## START

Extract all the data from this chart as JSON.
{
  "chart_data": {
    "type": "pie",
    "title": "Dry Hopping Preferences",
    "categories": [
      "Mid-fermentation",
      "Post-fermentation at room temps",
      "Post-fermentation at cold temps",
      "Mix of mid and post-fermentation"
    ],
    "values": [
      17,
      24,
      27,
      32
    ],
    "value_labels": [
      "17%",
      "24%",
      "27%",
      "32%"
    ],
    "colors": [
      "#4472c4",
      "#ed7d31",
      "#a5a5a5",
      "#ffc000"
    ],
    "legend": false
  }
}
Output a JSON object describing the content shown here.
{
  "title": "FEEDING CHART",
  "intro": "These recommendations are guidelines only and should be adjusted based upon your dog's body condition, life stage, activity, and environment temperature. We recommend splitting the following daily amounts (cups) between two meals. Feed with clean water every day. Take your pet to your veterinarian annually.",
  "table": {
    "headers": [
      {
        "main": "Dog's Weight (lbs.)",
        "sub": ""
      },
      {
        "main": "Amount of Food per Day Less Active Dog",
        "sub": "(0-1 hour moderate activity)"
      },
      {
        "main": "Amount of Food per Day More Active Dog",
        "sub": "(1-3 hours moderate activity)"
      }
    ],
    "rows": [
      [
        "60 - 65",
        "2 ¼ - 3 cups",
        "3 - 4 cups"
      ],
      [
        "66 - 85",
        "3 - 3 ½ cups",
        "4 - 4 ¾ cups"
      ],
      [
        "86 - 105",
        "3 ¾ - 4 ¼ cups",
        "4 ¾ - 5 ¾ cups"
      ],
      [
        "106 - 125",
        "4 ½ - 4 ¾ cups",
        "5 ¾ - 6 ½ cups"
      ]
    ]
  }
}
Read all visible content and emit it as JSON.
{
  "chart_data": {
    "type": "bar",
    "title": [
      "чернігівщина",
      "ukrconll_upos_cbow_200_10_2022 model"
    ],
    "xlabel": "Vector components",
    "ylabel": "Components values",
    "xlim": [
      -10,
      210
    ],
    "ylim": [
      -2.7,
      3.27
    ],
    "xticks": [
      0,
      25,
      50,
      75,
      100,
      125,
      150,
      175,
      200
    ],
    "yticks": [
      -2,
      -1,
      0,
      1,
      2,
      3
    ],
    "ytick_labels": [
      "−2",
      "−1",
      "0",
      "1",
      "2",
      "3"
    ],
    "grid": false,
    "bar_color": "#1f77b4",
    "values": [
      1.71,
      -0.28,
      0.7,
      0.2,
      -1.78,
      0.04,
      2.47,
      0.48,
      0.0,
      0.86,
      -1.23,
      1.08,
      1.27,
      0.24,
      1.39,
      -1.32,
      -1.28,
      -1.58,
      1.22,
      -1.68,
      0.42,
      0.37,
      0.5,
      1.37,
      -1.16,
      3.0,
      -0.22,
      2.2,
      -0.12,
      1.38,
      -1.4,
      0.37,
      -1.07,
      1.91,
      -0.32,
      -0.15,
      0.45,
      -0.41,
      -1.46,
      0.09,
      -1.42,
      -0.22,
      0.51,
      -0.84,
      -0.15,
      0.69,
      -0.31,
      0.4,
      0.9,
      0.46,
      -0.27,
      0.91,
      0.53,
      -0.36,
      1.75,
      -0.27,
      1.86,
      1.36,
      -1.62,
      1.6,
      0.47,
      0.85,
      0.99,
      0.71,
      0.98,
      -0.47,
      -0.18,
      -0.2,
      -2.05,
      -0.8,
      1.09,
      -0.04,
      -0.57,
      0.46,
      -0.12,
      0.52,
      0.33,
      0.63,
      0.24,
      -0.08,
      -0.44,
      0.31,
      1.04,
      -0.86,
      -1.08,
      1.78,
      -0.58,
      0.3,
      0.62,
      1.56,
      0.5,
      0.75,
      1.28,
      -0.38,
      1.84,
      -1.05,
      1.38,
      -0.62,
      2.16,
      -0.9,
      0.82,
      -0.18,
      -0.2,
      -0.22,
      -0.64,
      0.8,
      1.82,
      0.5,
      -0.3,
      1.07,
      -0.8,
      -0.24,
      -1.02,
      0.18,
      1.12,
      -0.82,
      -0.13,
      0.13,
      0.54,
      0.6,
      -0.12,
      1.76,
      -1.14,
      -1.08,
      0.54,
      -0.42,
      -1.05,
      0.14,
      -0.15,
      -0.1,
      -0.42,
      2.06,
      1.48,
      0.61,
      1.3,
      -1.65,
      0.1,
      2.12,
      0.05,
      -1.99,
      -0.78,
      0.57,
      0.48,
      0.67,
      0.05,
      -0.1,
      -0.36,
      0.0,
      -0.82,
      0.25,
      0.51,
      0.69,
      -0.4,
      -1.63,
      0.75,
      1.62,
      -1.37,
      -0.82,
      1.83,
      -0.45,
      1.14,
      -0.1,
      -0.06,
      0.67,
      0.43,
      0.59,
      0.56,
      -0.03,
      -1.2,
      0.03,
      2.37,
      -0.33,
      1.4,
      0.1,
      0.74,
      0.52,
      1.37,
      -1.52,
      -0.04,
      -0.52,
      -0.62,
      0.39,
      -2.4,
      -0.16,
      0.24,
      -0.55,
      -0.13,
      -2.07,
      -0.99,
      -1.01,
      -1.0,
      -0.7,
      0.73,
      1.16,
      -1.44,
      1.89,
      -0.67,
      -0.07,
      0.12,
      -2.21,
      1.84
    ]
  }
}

## END

- [Task description]:
Give the records above again, word for word.

- [Full response]:
Extract all the data from this chart as JSON.
{
  "chart_data": {
    "type": "pie",
    "title": "Dry Hopping Preferences",
    "categories": [
      "Mid-fermentation",
      "Post-fermentation at room temps",
      "Post-fermentation at cold temps",
      "Mix of mid and post-fermentation"
    ],
    "values": [
      17,
      24,
      27,
      32
    ],
    "value_labels": [
      "17%",
      "24%",
      "27%",
      "32%"
    ],
    "colors": [
      "#4472c4",
      "#ed7d31",
      "#a5a5a5",
      "#ffc000"
    ],
    "legend": false
  }
}
Output a JSON object describing the content shown here.
{
  "title": "FEEDING CHART",
  "intro": "These recommendations are guidelines only and should be adjusted based upon your dog's body condition, life stage, activity, and environment temperature. We recommend splitting the following daily amounts (cups) between two meals. Feed with clean water every day. Take your pet to your veterinarian annually.",
  "table": {
    "headers": [
      {
        "main": "Dog's Weight (lbs.)",
        "sub": ""
      },
      {
        "main": "Amount of Food per Day Less Active Dog",
        "sub": "(0-1 hour moderate activity)"
      },
      {
        "main": "Amount of Food per Day More Active Dog",
        "sub": "(1-3 hours moderate activity)"
      }
    ],
    "rows": [
      [
        "60 - 65",
        "2 ¼ - 3 cups",
        "3 - 4 cups"
      ],
      [
        "66 - 85",
        "3 - 3 ½ cups",
        "4 - 4 ¾ cups"
      ],
      [
        "86 - 105",
        "3 ¾ - 4 ¼ cups",
        "4 ¾ - 5 ¾ cups"
      ],
      [
        "106 - 125",
        "4 ½ - 4 ¾ cups",
        "5 ¾ - 6 ½ cups"
      ]
    ]
  }
}
Read all visible content and emit it as JSON.
{
  "chart_data": {
    "type": "bar",
    "title": [
      "чернігівщина",
      "ukrconll_upos_cbow_200_10_2022 model"
    ],
    "xlabel": "Vector components",
    "ylabel": "Components values",
    "xlim": [
      -10,
      210
    ],
    "ylim": [
      -2.7,
      3.27
    ],
    "xticks": [
      0,
      25,
      50,
      75,
      100,
      125,
      150,
      175,
      200
    ],
    "yticks": [
      -2,
      -1,
      0,
      1,
      2,
      3
    ],
    "ytick_labels": [
      "−2",
      "−1",
      "0",
      "1",
      "2",
      "3"
    ],
    "grid": false,
    "bar_color": "#1f77b4",
    "values": [
      1.71,
      -0.28,
      0.7,
      0.2,
      -1.78,
      0.04,
      2.47,
      0.48,
      0.0,
      0.86,
      -1.23,
      1.08,
      1.27,
      0.24,
      1.39,
      -1.32,
      -1.28,
      -1.58,
      1.22,
      -1.68,
      0.42,
      0.37,
      0.5,
      1.37,
      -1.16,
      3.0,
      -0.22,
      2.2,
      -0.12,
      1.38,
      -1.4,
      0.37,
      -1.07,
      1.91,
      -0.32,
      -0.15,
      0.45,
      -0.41,
      -1.46,
      0.09,
      -1.42,
      -0.22,
      0.51,
      -0.84,
      -0.15,
      0.69,
      -0.31,
      0.4,
      0.9,
      0.46,
      -0.27,
      0.91,
      0.53,
      -0.36,
      1.75,
      -0.27,
      1.86,
      1.36,
      -1.62,
      1.6,
      0.47,
      0.85,
      0.99,
      0.71,
      0.98,
      -0.47,
      -0.18,
      -0.2,
      -2.05,
      -0.8,
      1.09,
      -0.04,
      -0.57,
      0.46,
      -0.12,
      0.52,
      0.33,
      0.63,
      0.24,
      -0.08,
      -0.44,
      0.31,
      1.04,
      -0.86,
      -1.08,
      1.78,
      -0.58,
      0.3,
      0.62,
      1.56,
      0.5,
      0.75,
      1.28,
      -0.38,
      1.84,
      -1.05,
      1.38,
      -0.62,
      2.16,
      -0.9,
      0.82,
      -0.18,
      -0.2,
      -0.22,
      -0.64,
      0.8,
      1.82,
      0.5,
      -0.3,
      1.07,
      -0.8,
      -0.24,
      -1.02,
      0.18,
      1.12,
      -0.82,
      -0.13,
      0.13,
      0.54,
      0.6,
      -0.12,
      1.76,
      -1.14,
      -1.08,
      0.54,
      -0.42,
      -1.05,
      0.14,
      -0.15,
      -0.1,
      -0.42,
      2.06,
      1.48,
      0.61,
      1.3,
      -1.65,
      0.1,
      2.12,
      0.05,
      -1.99,
      -0.78,
      0.57,
      0.48,
      0.67,
      0.05,
      -0.1,
      -0.36,
      0.0,
      -0.82,
      0.25,
      0.51,
      0.69,
      -0.4,
      -1.63,
      0.75,
      1.62,
      -1.37,
      -0.82,
      1.83,
      -0.45,
      1.14,
      -0.1,
      -0.06,
      0.67,
      0.43,
      0.59,
      0.56,
      -0.03,
      -1.2,
      0.03,
      2.37,
      -0.33,
      1.4,
      0.1,
      0.74,
      0.52,
      1.37,
      -1.52,
      -0.04,
      -0.52,
      -0.62,
      0.39,
      -2.4,
      -0.16,
      0.24,
      -0.55,
      -0.13,
      -2.07,
      -0.99,
      -1.01,
      -1.0,
      -0.7,
      0.73,
      1.16,
      -1.44,
      1.89,
      -0.67,
      -0.07,
      0.12,
      -2.21,
      1.84
    ]
  }
}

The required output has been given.